------ Input material ------

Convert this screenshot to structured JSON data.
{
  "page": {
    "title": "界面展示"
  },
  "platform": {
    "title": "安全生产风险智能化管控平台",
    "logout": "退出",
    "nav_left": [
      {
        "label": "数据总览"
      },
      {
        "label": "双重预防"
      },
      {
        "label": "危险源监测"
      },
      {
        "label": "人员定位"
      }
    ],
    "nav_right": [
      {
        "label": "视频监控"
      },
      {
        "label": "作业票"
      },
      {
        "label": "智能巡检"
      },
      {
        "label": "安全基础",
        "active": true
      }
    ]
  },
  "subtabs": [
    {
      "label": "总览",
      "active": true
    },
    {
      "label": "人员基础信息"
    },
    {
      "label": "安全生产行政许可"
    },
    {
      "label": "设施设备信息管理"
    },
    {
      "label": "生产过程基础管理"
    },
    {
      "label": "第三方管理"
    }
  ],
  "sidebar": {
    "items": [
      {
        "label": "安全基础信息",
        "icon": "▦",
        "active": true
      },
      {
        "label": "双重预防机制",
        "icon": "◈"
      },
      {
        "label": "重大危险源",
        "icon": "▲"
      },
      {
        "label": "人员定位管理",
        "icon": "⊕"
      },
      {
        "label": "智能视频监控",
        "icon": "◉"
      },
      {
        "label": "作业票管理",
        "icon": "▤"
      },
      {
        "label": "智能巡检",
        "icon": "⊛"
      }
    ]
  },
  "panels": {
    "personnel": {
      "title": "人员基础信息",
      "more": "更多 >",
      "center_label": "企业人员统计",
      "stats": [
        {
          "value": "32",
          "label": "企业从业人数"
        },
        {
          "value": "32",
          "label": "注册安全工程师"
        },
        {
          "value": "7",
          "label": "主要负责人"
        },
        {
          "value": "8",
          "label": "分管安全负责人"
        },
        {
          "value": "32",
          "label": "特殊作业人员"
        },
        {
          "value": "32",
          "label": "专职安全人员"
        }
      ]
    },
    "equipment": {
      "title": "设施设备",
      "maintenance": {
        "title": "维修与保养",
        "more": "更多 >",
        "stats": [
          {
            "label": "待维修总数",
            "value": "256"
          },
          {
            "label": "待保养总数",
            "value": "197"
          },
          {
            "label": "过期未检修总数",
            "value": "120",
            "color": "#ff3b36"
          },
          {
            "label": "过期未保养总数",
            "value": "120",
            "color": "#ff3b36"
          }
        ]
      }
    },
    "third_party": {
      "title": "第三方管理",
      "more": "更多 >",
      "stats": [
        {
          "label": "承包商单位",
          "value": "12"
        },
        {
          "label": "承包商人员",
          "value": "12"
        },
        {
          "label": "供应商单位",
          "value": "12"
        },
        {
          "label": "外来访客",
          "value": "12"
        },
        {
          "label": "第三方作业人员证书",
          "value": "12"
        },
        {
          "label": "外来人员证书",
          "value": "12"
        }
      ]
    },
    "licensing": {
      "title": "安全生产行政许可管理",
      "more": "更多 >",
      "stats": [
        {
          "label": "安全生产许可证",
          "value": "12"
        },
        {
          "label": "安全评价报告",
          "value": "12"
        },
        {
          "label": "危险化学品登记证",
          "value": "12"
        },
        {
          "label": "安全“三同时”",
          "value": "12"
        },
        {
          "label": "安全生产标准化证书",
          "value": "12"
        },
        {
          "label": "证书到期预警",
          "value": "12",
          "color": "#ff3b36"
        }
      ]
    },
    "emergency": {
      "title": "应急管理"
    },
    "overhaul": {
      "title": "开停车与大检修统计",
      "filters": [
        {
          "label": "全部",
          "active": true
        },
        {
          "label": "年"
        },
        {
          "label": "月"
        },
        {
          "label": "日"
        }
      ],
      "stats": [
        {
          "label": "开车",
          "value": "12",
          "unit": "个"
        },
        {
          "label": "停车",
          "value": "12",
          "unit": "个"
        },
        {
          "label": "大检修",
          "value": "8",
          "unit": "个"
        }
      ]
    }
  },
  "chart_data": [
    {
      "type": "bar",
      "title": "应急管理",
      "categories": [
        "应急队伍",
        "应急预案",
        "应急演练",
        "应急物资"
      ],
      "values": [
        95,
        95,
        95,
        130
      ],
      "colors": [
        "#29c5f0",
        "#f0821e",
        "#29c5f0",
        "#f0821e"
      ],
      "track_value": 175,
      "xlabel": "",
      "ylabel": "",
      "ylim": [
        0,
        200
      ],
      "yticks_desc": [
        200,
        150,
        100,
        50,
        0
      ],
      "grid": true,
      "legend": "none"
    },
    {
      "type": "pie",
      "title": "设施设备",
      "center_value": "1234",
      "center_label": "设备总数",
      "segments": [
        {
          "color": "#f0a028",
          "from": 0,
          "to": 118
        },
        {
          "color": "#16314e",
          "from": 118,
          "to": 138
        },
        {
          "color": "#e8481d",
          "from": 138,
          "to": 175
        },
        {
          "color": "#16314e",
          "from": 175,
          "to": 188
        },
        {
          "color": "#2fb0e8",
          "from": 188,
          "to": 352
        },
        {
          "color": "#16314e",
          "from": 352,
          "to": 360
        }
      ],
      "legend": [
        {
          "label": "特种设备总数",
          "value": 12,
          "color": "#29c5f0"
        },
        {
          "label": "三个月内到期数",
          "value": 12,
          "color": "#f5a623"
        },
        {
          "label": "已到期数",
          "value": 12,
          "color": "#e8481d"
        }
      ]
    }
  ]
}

------

:: Do this ::
Your task is to print all of the records exactly.

:: Output below ::
Convert this screenshot to structured JSON data.
{
  "page": {
    "title": "界面展示"
  },
  "platform": {
    "title": "安全生产风险智能化管控平台",
    "logout": "退出",
    "nav_left": [
      {
        "label": "数据总览"
      },
      {
        "label": "双重预防"
      },
      {
        "label": "危险源监测"
      },
      {
        "label": "人员定位"
      }
    ],
    "nav_right": [
      {
        "label": "视频监控"
      },
      {
        "label": "作业票"
      },
      {
        "label": "智能巡检"
      },
      {
        "label": "安全基础",
        "active": true
      }
    ]
  },
  "subtabs": [
    {
      "label": "总览",
      "active": true
    },
    {
      "label": "人员基础信息"
    },
    {
      "label": "安全生产行政许可"
    },
    {
      "label": "设施设备信息管理"
    },
    {
      "label": "生产过程基础管理"
    },
    {
      "label": "第三方管理"
    }
  ],
  "sidebar": {
    "items": [
      {
        "label": "安全基础信息",
        "icon": "▦",
        "active": true
      },
      {
        "label": "双重预防机制",
        "icon": "◈"
      },
      {
        "label": "重大危险源",
        "icon": "▲"
      },
      {
        "label": "人员定位管理",
        "icon": "⊕"
      },
      {
        "label": "智能视频监控",
        "icon": "◉"
      },
      {
        "label": "作业票管理",
        "icon": "▤"
      },
      {
        "label": "智能巡检",
        "icon": "⊛"
      }
    ]
  },
  "panels": {
    "personnel": {
      "title": "人员基础信息",
      "more": "更多 >",
      "center_label": "企业人员统计",
      "stats": [
        {
          "value": "32",
          "label": "企业从业人数"
        },
        {
          "value": "32",
          "label": "注册安全工程师"
        },
        {
          "value": "7",
          "label": "主要负责人"
        },
        {
          "value": "8",
          "label": "分管安全负责人"
        },
        {
          "value": "32",
          "label": "特殊作业人员"
        },
        {
          "value": "32",
          "label": "专职安全人员"
        }
      ]
    },
    "equipment": {
      "title": "设施设备",
      "maintenance": {
        "title": "维修与保养",
        "more": "更多 >",
        "stats": [
          {
            "label": "待维修总数",
            "value": "256"
          },
          {
            "label": "待保养总数",
            "value": "197"
          },
          {
            "label": "过期未检修总数",
            "value": "120",
            "color": "#ff3b36"
          },
          {
            "label": "过期未保养总数",
            "value": "120",
            "color": "#ff3b36"
          }
        ]
      }
    },
    "third_party": {
      "title": "第三方管理",
      "more": "更多 >",
      "stats": [
        {
          "label": "承包商单位",
          "value": "12"
        },
        {
          "label": "承包商人员",
          "value": "12"
        },
        {
          "label": "供应商单位",
          "value": "12"
        },
        {
          "label": "外来访客",
          "value": "12"
        },
        {
          "label": "第三方作业人员证书",
          "value": "12"
        },
        {
          "label": "外来人员证书",
          "value": "12"
        }
      ]
    },
    "licensing": {
      "title": "安全生产行政许可管理",
      "more": "更多 >",
      "stats": [
        {
          "label": "安全生产许可证",
          "value": "12"
        },
        {
          "label": "安全评价报告",
          "value": "12"
        },
        {
          "label": "危险化学品登记证",
          "value": "12"
        },
        {
          "label": "安全“三同时”",
          "value": "12"
        },
        {
          "label": "安全生产标准化证书",
          "value": "12"
        },
        {
          "label": "证书到期预警",
          "value": "12",
          "color": "#ff3b36"
        }
      ]
    },
    "emergency": {
      "title": "应急管理"
    },
    "overhaul": {
      "title": "开停车与大检修统计",
      "filters": [
        {
          "label": "全部",
          "active": true
        },
        {
          "label": "年"
        },
        {
          "label": "月"
        },
        {
          "label": "日"
        }
      ],
      "stats": [
        {
          "label": "开车",
          "value": "12",
          "unit": "个"
        },
        {
          "label": "停车",
          "value": "12",
          "unit": "个"
        },
        {
          "label": "大检修",
          "value": "8",
          "unit": "个"
        }
      ]
    }
  },
  "chart_data": [
    {
      "type": "bar",
      "title": "应急管理",
      "categories": [
        "应急队伍",
        "应急预案",
        "应急演练",
        "应急物资"
      ],
      "values": [
        95,
        95,
        95,
        130
      ],
      "colors": [
        "#29c5f0",
        "#f0821e",
        "#29c5f0",
        "#f0821e"
      ],
      "track_value": 175,
      "xlabel": "",
      "ylabel": "",
      "ylim": [
        0,
        200
      ],
      "yticks_desc": [
        200,
        150,
        100,
        50,
        0
      ],
      "grid": true,
      "legend": "none"
    },
    {
      "type": "pie",
      "title": "设施设备",
      "center_value": "1234",
      "center_label": "设备总数",
      "segments": [
        {
          "color": "#f0a028",
          "from": 0,
          "to": 118
        },
        {
          "color": "#16314e",
          "from": 118,
          "to": 138
        },
        {
          "color": "#e8481d",
          "from": 138,
          "to": 175
        },
        {
          "color": "#16314e",
          "from": 175,
          "to": 188
        },
        {
          "color": "#2fb0e8",
          "from": 188,
          "to": 352
        },
        {
          "color": "#16314e",
          "from": 352,
          "to": 360
        }
      ],
      "legend": [
        {
          "label": "特种设备总数",
          "value": 12,
          "color": "#29c5f0"
        },
        {
          "label": "三个月内到期数",
          "value": 12,
          "color": "#f5a623"
        },
        {
          "label": "已到期数",
          "value": 12,
          "color": "#e8481d"
        }
      ]
    }
  ]
}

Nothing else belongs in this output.